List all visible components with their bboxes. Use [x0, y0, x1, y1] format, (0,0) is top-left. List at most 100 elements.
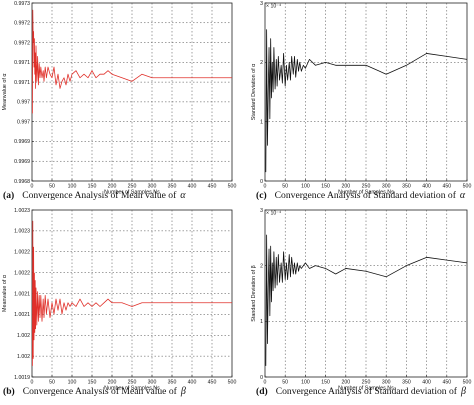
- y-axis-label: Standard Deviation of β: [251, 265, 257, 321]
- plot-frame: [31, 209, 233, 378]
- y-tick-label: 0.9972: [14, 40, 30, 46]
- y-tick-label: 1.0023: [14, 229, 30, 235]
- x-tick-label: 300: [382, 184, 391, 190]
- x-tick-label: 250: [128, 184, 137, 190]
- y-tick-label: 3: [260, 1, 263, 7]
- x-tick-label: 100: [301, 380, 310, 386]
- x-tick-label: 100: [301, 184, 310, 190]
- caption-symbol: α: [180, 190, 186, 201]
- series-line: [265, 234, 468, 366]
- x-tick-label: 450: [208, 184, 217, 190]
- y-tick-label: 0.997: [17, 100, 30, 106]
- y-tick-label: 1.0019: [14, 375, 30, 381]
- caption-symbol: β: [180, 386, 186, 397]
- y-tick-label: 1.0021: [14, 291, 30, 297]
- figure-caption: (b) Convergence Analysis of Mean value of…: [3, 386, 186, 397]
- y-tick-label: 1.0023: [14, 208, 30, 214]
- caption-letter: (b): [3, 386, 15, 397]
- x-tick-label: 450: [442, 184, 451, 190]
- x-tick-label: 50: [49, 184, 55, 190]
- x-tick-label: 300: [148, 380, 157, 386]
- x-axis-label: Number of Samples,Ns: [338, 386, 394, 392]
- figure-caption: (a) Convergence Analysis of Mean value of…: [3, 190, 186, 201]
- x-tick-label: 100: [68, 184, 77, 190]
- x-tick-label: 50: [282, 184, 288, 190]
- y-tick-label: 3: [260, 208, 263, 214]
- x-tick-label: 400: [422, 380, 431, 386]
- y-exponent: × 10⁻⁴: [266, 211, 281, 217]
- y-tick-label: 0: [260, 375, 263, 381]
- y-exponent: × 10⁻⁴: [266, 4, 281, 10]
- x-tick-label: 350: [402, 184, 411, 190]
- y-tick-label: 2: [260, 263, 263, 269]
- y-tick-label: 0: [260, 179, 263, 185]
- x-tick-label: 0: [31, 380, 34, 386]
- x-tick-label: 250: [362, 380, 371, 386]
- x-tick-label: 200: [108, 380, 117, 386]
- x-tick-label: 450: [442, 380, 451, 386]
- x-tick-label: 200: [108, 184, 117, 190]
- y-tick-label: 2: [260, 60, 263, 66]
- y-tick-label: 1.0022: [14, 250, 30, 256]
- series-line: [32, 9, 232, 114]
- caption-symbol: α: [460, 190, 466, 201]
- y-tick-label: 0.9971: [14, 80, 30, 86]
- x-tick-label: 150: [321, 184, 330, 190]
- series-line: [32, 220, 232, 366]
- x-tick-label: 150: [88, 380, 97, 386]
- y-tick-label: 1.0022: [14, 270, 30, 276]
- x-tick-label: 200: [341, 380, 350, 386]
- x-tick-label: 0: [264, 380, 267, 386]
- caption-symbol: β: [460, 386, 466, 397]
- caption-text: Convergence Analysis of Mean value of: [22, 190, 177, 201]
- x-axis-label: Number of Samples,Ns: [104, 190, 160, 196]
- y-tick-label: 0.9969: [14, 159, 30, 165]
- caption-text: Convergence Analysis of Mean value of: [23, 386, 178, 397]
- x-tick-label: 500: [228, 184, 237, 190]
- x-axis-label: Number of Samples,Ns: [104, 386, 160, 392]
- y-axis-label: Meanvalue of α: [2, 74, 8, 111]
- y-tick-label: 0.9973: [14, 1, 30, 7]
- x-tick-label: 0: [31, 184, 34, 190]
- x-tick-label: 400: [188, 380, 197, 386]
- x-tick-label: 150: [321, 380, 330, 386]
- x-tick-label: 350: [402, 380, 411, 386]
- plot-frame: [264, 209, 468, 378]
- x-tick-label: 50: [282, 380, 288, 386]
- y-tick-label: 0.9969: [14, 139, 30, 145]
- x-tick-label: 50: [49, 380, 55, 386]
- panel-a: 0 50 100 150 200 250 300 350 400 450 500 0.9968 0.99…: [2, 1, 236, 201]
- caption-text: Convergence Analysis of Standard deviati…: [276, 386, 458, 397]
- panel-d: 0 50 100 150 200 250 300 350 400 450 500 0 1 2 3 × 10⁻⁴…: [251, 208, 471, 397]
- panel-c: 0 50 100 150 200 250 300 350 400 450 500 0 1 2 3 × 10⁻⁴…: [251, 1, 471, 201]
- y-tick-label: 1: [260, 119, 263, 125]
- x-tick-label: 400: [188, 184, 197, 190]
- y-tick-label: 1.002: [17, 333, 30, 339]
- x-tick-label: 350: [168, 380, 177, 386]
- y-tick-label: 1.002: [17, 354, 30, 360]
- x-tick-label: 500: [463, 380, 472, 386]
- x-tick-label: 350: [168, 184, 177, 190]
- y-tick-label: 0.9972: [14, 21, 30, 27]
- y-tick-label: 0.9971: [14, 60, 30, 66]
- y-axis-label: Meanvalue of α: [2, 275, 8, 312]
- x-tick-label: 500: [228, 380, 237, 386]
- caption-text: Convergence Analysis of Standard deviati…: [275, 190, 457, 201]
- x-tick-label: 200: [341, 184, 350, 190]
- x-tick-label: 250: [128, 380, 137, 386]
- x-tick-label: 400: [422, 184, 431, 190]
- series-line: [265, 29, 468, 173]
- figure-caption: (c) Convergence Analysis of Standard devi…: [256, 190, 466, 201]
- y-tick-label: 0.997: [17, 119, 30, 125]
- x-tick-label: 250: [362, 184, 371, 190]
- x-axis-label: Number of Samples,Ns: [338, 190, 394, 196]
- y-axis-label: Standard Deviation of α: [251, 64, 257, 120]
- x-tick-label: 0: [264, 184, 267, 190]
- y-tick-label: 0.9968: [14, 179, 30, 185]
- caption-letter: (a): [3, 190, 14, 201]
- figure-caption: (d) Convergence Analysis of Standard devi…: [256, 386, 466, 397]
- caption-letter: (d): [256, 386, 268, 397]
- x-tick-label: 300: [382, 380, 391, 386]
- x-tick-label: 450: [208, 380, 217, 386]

* WHAT IS NEEDED: Rewrite all of the records above, changing every "series-line" to "data-curve" and keeping everything else the same. Leave the pictures out of your answer.

* OUTPUT BELOW:
List all visible components with their bboxes. Use [x0, y0, x1, y1] format, (0,0) is top-left. List at most 100 elements.
- y-axis-label: Standard Deviation of β: [251, 265, 257, 321]
- plot-frame: [31, 209, 233, 378]
- y-tick-label: 0.9972: [14, 40, 30, 46]
- y-tick-label: 1.0023: [14, 229, 30, 235]
- x-tick-label: 300: [382, 184, 391, 190]
- x-tick-label: 250: [128, 184, 137, 190]
- y-tick-label: 3: [260, 1, 263, 7]
- x-tick-label: 100: [301, 380, 310, 386]
- x-tick-label: 100: [301, 184, 310, 190]
- caption-symbol: α: [180, 190, 186, 201]
- data-curve: [265, 234, 468, 366]
- x-tick-label: 450: [208, 184, 217, 190]
- y-tick-label: 0.997: [17, 100, 30, 106]
- y-tick-label: 1.0019: [14, 375, 30, 381]
- caption-symbol: β: [180, 386, 186, 397]
- y-tick-label: 1.0021: [14, 291, 30, 297]
- figure-caption: (b) Convergence Analysis of Mean value of…: [3, 386, 186, 397]
- y-tick-label: 1.0023: [14, 208, 30, 214]
- caption-letter: (b): [3, 386, 15, 397]
- x-tick-label: 450: [442, 184, 451, 190]
- x-tick-label: 50: [49, 184, 55, 190]
- x-tick-label: 300: [148, 380, 157, 386]
- x-axis-label: Number of Samples,Ns: [338, 386, 394, 392]
- figure-caption: (a) Convergence Analysis of Mean value of…: [3, 190, 186, 201]
- x-tick-label: 100: [68, 184, 77, 190]
- x-tick-label: 50: [282, 184, 288, 190]
- y-tick-label: 3: [260, 208, 263, 214]
- x-tick-label: 400: [422, 380, 431, 386]
- y-exponent: × 10⁻⁴: [266, 211, 281, 217]
- y-tick-label: 0: [260, 375, 263, 381]
- y-exponent: × 10⁻⁴: [266, 4, 281, 10]
- x-tick-label: 350: [402, 184, 411, 190]
- y-tick-label: 2: [260, 263, 263, 269]
- y-tick-label: 0: [260, 179, 263, 185]
- x-tick-label: 0: [31, 380, 34, 386]
- x-tick-label: 250: [362, 380, 371, 386]
- x-tick-label: 200: [108, 380, 117, 386]
- x-tick-label: 450: [442, 380, 451, 386]
- x-tick-label: 200: [108, 184, 117, 190]
- y-tick-label: 2: [260, 60, 263, 66]
- y-tick-label: 1.0022: [14, 250, 30, 256]
- data-curve: [32, 9, 232, 114]
- caption-symbol: α: [460, 190, 466, 201]
- y-tick-label: 0.9971: [14, 80, 30, 86]
- x-tick-label: 150: [321, 184, 330, 190]
- data-curve: [32, 220, 232, 366]
- x-tick-label: 150: [88, 380, 97, 386]
- y-tick-label: 1.0022: [14, 270, 30, 276]
- x-tick-label: 200: [341, 380, 350, 386]
- x-tick-label: 0: [264, 380, 267, 386]
- caption-symbol: β: [460, 386, 466, 397]
- caption-text: Convergence Analysis of Mean value of: [22, 190, 177, 201]
- x-axis-label: Number of Samples,Ns: [104, 190, 160, 196]
- y-tick-label: 0.9969: [14, 159, 30, 165]
- caption-text: Convergence Analysis of Mean value of: [23, 386, 178, 397]
- x-tick-label: 500: [228, 184, 237, 190]
- x-axis-label: Number of Samples,Ns: [104, 386, 160, 392]
- y-axis-label: Meanvalue of α: [2, 74, 8, 111]
- y-tick-label: 0.9973: [14, 1, 30, 7]
- x-tick-label: 0: [31, 184, 34, 190]
- x-tick-label: 400: [188, 380, 197, 386]
- x-tick-label: 150: [321, 380, 330, 386]
- x-tick-label: 350: [402, 380, 411, 386]
- plot-frame: [264, 209, 468, 378]
- x-tick-label: 50: [282, 380, 288, 386]
- y-tick-label: 0.9969: [14, 139, 30, 145]
- x-tick-label: 50: [49, 380, 55, 386]
- panel-a: 0 50 100 150 200 250 300 350 400 450 500 0.9968 0.99…: [2, 1, 236, 201]
- caption-text: Convergence Analysis of Standard deviati…: [276, 386, 458, 397]
- panel-d: 0 50 100 150 200 250 300 350 400 450 500 0 1 2 3 × 10⁻⁴…: [251, 208, 471, 397]
- panel-c: 0 50 100 150 200 250 300 350 400 450 500 0 1 2 3 × 10⁻⁴…: [251, 1, 471, 201]
- y-tick-label: 1: [260, 119, 263, 125]
- x-tick-label: 400: [188, 184, 197, 190]
- y-tick-label: 1.002: [17, 333, 30, 339]
- x-tick-label: 350: [168, 380, 177, 386]
- y-tick-label: 1.002: [17, 354, 30, 360]
- x-tick-label: 500: [463, 380, 472, 386]
- x-tick-label: 350: [168, 184, 177, 190]
- y-tick-label: 0.9972: [14, 21, 30, 27]
- y-tick-label: 0.9971: [14, 60, 30, 66]
- y-axis-label: Meanvalue of α: [2, 275, 8, 312]
- x-tick-label: 500: [228, 380, 237, 386]
- caption-text: Convergence Analysis of Standard deviati…: [275, 190, 457, 201]
- x-tick-label: 200: [341, 184, 350, 190]
- x-tick-label: 250: [128, 380, 137, 386]
- x-tick-label: 400: [422, 184, 431, 190]
- data-curve: [265, 29, 468, 173]
- figure-caption: (c) Convergence Analysis of Standard devi…: [256, 190, 466, 201]
- y-tick-label: 0.997: [17, 119, 30, 125]
- x-tick-label: 250: [362, 184, 371, 190]
- x-axis-label: Number of Samples,Ns: [338, 190, 394, 196]
- y-axis-label: Standard Deviation of α: [251, 64, 257, 120]
- x-tick-label: 0: [264, 184, 267, 190]
- y-tick-label: 0.9968: [14, 179, 30, 185]
- caption-letter: (a): [3, 190, 14, 201]
- figure-caption: (d) Convergence Analysis of Standard devi…: [256, 386, 466, 397]
- caption-letter: (d): [256, 386, 268, 397]
- x-tick-label: 300: [382, 380, 391, 386]
- x-tick-label: 450: [208, 380, 217, 386]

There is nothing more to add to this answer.